Exercise task: Transcribe everything in the items verbatim, from the line containing "36, 104, 48]" down to the line containing "628, 483, 632]", including both of those lines.

Records for processing:
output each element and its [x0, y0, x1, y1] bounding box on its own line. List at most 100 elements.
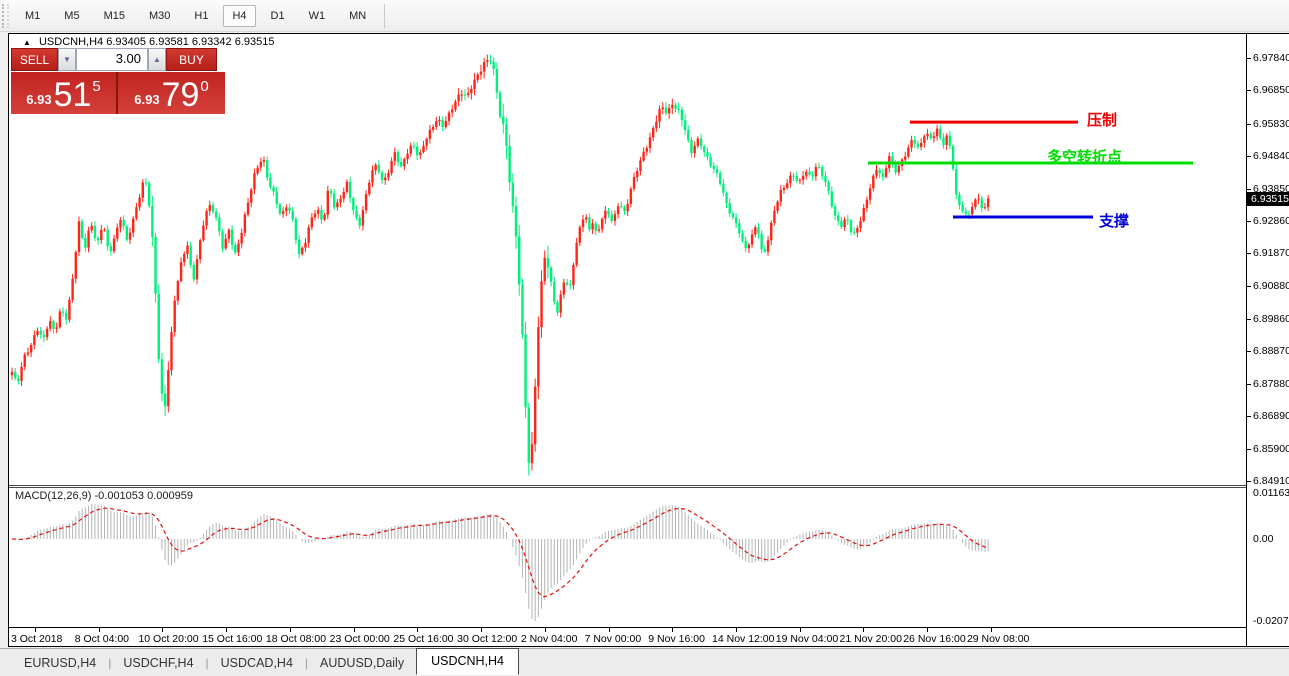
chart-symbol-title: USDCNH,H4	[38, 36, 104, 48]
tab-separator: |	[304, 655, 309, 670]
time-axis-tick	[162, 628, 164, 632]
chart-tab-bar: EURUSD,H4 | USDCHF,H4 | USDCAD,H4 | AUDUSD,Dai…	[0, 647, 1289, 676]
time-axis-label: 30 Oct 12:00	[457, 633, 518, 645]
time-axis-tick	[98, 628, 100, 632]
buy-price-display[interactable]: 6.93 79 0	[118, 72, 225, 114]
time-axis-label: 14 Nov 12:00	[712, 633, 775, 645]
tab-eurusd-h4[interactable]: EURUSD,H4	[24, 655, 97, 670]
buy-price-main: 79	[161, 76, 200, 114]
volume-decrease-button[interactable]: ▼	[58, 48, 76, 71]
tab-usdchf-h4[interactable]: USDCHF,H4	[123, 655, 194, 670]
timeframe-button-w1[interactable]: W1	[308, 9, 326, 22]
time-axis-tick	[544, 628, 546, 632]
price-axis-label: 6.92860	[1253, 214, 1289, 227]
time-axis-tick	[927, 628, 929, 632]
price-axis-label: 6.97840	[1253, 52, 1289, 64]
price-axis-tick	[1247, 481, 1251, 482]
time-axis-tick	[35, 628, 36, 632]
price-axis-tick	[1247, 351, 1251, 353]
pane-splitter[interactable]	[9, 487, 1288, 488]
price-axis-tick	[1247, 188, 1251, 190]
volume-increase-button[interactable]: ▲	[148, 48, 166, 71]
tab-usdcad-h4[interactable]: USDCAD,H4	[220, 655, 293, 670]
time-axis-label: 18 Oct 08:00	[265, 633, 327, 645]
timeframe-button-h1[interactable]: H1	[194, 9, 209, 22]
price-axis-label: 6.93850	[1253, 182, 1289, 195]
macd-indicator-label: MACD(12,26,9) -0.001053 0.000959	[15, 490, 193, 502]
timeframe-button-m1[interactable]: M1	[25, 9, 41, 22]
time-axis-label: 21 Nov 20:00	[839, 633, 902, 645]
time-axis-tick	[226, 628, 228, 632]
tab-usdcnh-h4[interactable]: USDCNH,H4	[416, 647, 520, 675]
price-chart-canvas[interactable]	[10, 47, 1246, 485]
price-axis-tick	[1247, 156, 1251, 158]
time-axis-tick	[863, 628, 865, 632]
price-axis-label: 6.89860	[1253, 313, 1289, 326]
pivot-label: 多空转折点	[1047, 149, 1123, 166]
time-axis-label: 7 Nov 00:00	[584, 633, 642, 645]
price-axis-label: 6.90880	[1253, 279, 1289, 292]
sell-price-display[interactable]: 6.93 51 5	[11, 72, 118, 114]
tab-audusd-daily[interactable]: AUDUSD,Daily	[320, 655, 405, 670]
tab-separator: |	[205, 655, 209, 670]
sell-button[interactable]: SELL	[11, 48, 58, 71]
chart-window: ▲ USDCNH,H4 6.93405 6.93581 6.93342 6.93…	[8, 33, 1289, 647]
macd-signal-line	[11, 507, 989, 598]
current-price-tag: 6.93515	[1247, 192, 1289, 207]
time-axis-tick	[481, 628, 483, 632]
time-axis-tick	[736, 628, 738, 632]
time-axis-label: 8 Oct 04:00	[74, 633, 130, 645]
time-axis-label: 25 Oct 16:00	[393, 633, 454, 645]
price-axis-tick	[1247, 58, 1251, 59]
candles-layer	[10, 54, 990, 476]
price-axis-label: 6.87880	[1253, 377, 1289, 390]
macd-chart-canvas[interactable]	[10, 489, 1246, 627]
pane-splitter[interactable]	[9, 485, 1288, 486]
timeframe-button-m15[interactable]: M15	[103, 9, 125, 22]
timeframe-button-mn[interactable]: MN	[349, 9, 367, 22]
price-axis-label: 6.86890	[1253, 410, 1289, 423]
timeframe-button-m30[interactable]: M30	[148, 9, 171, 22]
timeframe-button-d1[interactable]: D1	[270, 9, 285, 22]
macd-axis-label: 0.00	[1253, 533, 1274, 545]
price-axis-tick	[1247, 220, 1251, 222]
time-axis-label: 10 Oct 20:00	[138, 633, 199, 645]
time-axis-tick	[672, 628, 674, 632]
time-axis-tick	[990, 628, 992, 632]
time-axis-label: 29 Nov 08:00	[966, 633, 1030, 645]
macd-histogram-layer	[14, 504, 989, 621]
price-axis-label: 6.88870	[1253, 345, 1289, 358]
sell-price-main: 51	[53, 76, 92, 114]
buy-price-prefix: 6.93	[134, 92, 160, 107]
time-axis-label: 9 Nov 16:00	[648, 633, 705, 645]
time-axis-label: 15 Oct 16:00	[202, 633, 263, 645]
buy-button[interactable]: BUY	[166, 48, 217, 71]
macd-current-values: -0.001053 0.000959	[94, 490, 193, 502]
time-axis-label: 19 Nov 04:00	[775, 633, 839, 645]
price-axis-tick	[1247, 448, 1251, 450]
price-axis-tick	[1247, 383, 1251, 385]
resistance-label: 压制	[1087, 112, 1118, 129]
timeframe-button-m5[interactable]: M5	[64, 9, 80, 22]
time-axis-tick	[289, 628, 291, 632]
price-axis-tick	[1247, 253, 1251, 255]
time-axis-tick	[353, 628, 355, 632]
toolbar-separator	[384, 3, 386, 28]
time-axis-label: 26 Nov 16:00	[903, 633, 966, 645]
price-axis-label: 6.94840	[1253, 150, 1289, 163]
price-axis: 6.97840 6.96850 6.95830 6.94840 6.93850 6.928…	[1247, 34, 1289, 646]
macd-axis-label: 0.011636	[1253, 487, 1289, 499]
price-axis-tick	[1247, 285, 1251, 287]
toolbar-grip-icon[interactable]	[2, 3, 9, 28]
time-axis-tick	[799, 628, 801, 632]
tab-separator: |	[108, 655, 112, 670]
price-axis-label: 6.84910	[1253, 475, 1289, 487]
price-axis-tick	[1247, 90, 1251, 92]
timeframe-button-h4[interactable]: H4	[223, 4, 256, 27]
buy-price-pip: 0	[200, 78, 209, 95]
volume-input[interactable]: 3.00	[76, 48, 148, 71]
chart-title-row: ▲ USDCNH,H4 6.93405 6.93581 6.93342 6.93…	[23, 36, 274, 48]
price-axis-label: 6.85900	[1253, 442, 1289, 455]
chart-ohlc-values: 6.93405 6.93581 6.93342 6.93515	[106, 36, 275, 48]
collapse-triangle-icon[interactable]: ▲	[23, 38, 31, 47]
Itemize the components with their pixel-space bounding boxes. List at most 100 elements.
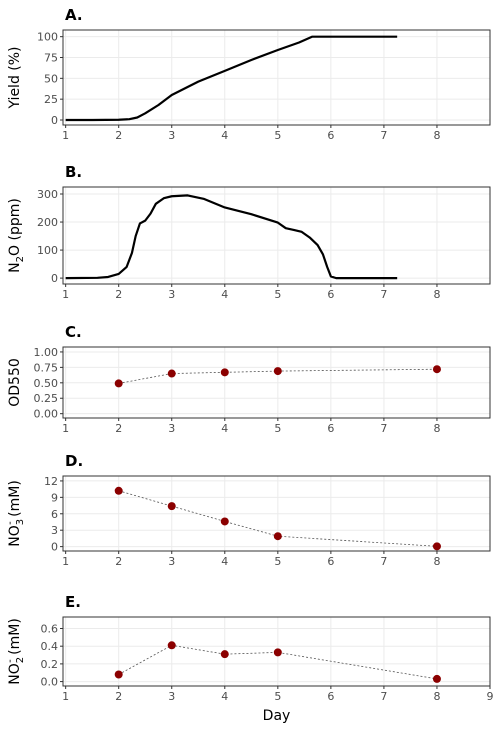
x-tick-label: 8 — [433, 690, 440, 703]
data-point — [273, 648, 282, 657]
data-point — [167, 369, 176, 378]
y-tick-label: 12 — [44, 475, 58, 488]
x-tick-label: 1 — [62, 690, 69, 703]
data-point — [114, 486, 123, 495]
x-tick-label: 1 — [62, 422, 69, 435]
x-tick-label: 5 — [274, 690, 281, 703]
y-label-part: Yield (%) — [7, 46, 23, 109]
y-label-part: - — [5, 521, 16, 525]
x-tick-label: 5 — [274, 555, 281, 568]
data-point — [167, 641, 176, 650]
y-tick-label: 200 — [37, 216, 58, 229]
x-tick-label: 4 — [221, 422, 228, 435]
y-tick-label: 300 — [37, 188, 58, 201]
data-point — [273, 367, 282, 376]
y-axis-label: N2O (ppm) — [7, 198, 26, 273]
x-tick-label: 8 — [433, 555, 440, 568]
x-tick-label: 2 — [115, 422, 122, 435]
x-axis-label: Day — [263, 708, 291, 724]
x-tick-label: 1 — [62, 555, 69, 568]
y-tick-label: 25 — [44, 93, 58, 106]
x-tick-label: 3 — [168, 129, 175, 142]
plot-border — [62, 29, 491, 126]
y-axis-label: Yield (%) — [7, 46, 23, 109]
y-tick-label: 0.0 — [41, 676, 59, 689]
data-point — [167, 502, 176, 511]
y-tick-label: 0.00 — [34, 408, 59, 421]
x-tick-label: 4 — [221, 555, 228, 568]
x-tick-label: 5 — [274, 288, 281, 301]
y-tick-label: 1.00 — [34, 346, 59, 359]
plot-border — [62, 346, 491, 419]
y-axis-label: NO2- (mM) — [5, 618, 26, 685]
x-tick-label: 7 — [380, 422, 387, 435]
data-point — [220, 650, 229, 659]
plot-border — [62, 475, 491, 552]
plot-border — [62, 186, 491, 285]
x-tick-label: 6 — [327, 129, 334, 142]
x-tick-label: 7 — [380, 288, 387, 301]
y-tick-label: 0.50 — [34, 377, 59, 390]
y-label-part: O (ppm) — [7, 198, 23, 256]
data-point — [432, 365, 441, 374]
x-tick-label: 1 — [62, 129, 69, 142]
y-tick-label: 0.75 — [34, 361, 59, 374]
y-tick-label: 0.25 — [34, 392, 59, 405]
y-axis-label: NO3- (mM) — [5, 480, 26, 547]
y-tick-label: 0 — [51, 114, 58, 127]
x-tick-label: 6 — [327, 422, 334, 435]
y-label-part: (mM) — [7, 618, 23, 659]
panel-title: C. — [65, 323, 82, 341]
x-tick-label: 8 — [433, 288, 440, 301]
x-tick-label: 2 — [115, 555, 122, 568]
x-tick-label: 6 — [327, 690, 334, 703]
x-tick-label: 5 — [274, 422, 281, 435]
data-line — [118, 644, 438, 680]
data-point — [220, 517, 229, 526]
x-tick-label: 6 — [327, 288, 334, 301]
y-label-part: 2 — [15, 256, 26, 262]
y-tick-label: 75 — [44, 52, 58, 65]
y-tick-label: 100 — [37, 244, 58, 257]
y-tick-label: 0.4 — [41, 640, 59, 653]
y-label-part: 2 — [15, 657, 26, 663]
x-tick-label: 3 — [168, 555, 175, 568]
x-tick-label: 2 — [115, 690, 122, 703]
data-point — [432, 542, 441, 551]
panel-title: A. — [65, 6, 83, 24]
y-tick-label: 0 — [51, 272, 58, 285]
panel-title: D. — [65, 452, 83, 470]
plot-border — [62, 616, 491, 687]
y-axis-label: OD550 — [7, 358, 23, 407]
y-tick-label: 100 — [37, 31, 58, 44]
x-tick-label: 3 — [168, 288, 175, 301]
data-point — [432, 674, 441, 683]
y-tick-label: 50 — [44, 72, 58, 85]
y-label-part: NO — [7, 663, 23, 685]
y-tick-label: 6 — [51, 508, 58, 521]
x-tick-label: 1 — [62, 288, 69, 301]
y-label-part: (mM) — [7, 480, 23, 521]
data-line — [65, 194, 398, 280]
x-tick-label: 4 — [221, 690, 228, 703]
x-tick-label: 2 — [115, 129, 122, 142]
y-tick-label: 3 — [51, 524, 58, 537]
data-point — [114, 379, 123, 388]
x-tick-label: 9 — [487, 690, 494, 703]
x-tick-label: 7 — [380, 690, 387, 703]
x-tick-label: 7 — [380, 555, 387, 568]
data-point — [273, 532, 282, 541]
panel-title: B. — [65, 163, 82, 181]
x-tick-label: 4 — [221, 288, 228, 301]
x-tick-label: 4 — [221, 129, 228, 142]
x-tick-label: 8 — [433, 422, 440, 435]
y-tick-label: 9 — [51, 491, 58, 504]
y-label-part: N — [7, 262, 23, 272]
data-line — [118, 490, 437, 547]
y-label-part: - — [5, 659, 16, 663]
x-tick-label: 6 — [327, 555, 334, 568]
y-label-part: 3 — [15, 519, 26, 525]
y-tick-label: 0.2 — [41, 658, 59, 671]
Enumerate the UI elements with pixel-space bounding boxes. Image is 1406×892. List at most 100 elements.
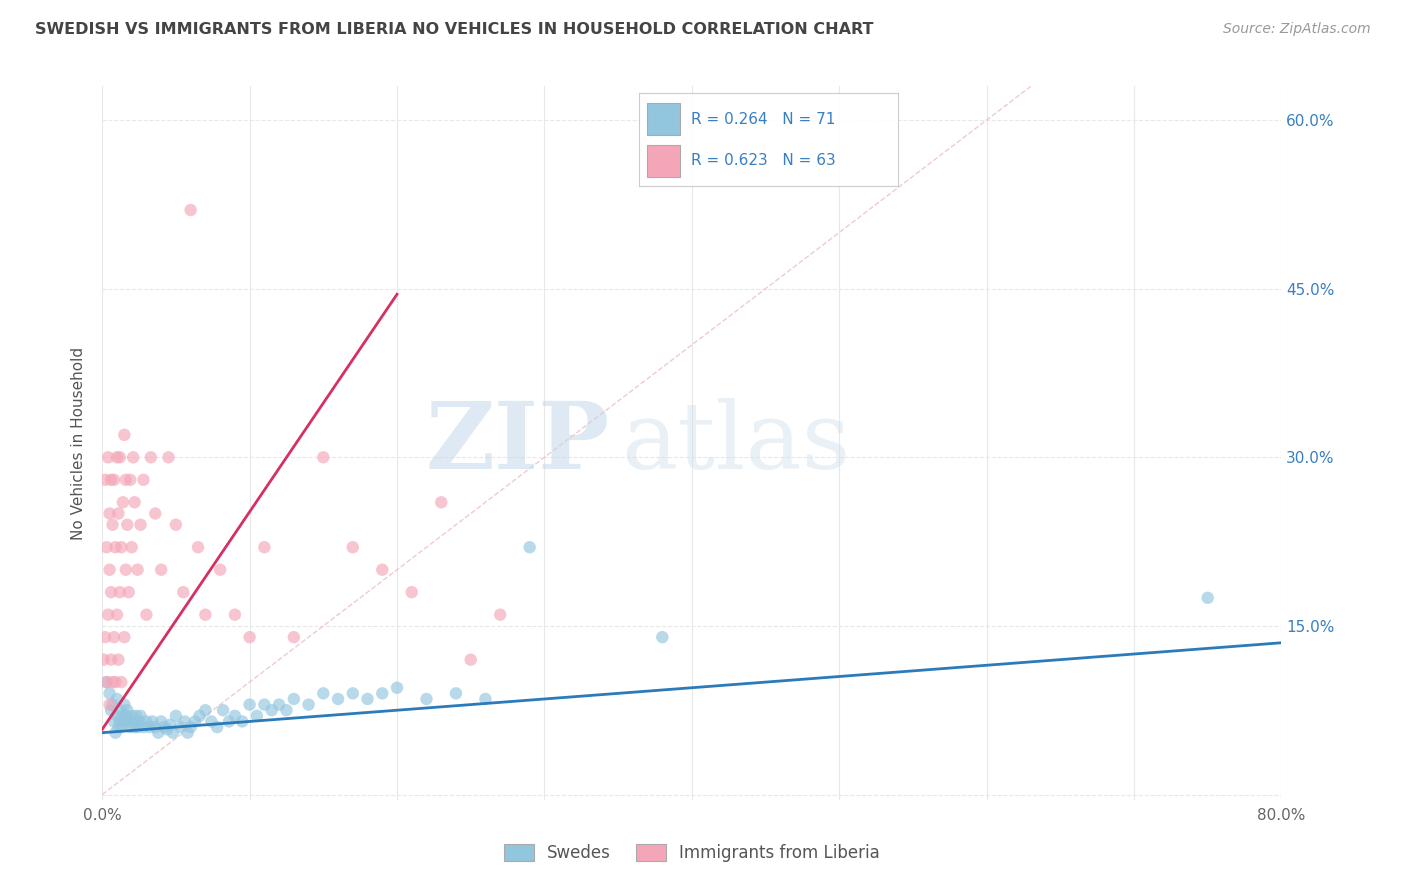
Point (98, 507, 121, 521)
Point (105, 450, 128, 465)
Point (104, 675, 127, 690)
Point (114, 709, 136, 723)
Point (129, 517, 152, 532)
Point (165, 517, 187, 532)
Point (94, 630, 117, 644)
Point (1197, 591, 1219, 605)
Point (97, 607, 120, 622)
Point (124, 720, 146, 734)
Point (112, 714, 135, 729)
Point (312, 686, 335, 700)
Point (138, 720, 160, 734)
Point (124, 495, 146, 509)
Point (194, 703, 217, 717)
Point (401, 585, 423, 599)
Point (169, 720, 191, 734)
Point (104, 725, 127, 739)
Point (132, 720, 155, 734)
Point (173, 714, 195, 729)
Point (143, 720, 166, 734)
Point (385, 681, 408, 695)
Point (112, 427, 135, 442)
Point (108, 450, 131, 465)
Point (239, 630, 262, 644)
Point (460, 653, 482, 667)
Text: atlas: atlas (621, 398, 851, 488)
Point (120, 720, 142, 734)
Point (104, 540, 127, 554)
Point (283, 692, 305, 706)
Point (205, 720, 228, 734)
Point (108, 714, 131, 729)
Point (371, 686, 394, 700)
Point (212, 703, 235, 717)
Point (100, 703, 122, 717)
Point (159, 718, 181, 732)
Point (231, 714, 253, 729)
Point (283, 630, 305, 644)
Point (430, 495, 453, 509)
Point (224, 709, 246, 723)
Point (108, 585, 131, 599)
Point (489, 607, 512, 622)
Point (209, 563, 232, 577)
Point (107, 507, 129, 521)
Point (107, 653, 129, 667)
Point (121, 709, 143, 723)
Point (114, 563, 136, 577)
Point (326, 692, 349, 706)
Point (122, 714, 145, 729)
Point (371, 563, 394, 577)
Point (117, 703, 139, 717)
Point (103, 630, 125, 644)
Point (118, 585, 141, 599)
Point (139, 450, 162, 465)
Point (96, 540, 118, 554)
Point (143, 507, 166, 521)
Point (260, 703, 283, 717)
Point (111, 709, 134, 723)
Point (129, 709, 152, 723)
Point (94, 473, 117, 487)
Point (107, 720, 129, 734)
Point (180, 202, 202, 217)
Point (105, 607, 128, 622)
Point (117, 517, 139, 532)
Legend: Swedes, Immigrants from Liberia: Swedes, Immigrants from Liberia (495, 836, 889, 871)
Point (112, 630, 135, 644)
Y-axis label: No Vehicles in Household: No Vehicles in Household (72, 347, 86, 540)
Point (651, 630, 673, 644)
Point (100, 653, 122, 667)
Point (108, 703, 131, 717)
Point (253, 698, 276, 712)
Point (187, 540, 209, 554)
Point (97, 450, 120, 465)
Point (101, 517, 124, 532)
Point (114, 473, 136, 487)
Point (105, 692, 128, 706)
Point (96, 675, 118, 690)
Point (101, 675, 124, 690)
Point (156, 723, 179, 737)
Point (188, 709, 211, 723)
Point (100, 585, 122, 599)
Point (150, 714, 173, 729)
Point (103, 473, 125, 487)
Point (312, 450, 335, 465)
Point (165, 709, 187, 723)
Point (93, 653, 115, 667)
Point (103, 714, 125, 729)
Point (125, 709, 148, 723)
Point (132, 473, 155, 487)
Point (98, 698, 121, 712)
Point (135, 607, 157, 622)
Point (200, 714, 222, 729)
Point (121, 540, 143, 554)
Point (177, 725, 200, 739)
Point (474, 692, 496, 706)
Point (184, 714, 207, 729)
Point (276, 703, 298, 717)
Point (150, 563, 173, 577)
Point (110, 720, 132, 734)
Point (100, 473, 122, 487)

Worked solution:
chart-symbol-title: USDCNH,H4	[38, 36, 104, 48]
tab-separator: |	[304, 655, 309, 670]
time-axis-tick	[162, 628, 164, 632]
chart-tab-bar: EURUSD,H4 | USDCHF,H4 | USDCAD,H4 | AUDUSD,Dai…	[0, 647, 1289, 676]
time-axis-label: 30 Oct 12:00	[457, 633, 518, 645]
time-axis-tick	[98, 628, 100, 632]
buy-price-display[interactable]: 6.93 79 0	[118, 72, 225, 114]
time-axis-label: 14 Nov 12:00	[712, 633, 775, 645]
tab-eurusd-h4[interactable]: EURUSD,H4	[24, 655, 97, 670]
buy-price-main: 79	[161, 76, 200, 114]
volume-decrease-button[interactable]: ▼	[58, 48, 76, 71]
tab-usdchf-h4[interactable]: USDCHF,H4	[123, 655, 194, 670]
timeframe-button-w1[interactable]: W1	[308, 9, 326, 22]
time-axis-tick	[544, 628, 546, 632]
price-axis-label: 6.92860	[1253, 214, 1289, 227]
time-axis-tick	[927, 628, 929, 632]
price-axis-label: 6.97840	[1253, 52, 1289, 64]
price-axis-tick	[1247, 481, 1251, 482]
time-axis-tick	[35, 628, 36, 632]
price-axis-tick	[1247, 351, 1251, 353]
pane-splitter[interactable]	[9, 487, 1288, 488]
price-axis-tick	[1247, 188, 1251, 190]
volume-increase-button[interactable]: ▲	[148, 48, 166, 71]
tab-usdcad-h4[interactable]: USDCAD,H4	[220, 655, 293, 670]
time-axis-label: 18 Oct 08:00	[265, 633, 327, 645]
timeframe-button-h1[interactable]: H1	[194, 9, 209, 22]
price-axis-label: 6.93850	[1253, 182, 1289, 195]
macd-indicator-label: MACD(12,26,9) -0.001053 0.000959	[15, 490, 193, 502]
timeframe-button-m1[interactable]: M1	[25, 9, 41, 22]
time-axis-label: 21 Nov 20:00	[839, 633, 902, 645]
time-axis-tick	[226, 628, 228, 632]
tab-usdcnh-h4[interactable]: USDCNH,H4	[416, 647, 520, 675]
price-chart-canvas[interactable]	[10, 47, 1246, 485]
price-axis-tick	[1247, 156, 1251, 158]
time-axis-tick	[863, 628, 865, 632]
price-axis-label: 6.89860	[1253, 313, 1289, 326]
pivot-label: 多空转折点	[1047, 149, 1123, 166]
time-axis-label: 7 Nov 00:00	[584, 633, 642, 645]
price-axis-label: 6.90880	[1253, 279, 1289, 292]
sell-price-display[interactable]: 6.93 51 5	[11, 72, 118, 114]
tab-audusd-daily[interactable]: AUDUSD,Daily	[320, 655, 405, 670]
tab-separator: |	[205, 655, 209, 670]
sell-button[interactable]: SELL	[11, 48, 58, 71]
chart-window: ▲ USDCNH,H4 6.93405 6.93581 6.93342 6.93…	[8, 33, 1289, 647]
macd-signal-line	[11, 507, 989, 598]
current-price-tag: 6.93515	[1247, 192, 1289, 207]
time-axis-tick	[481, 628, 483, 632]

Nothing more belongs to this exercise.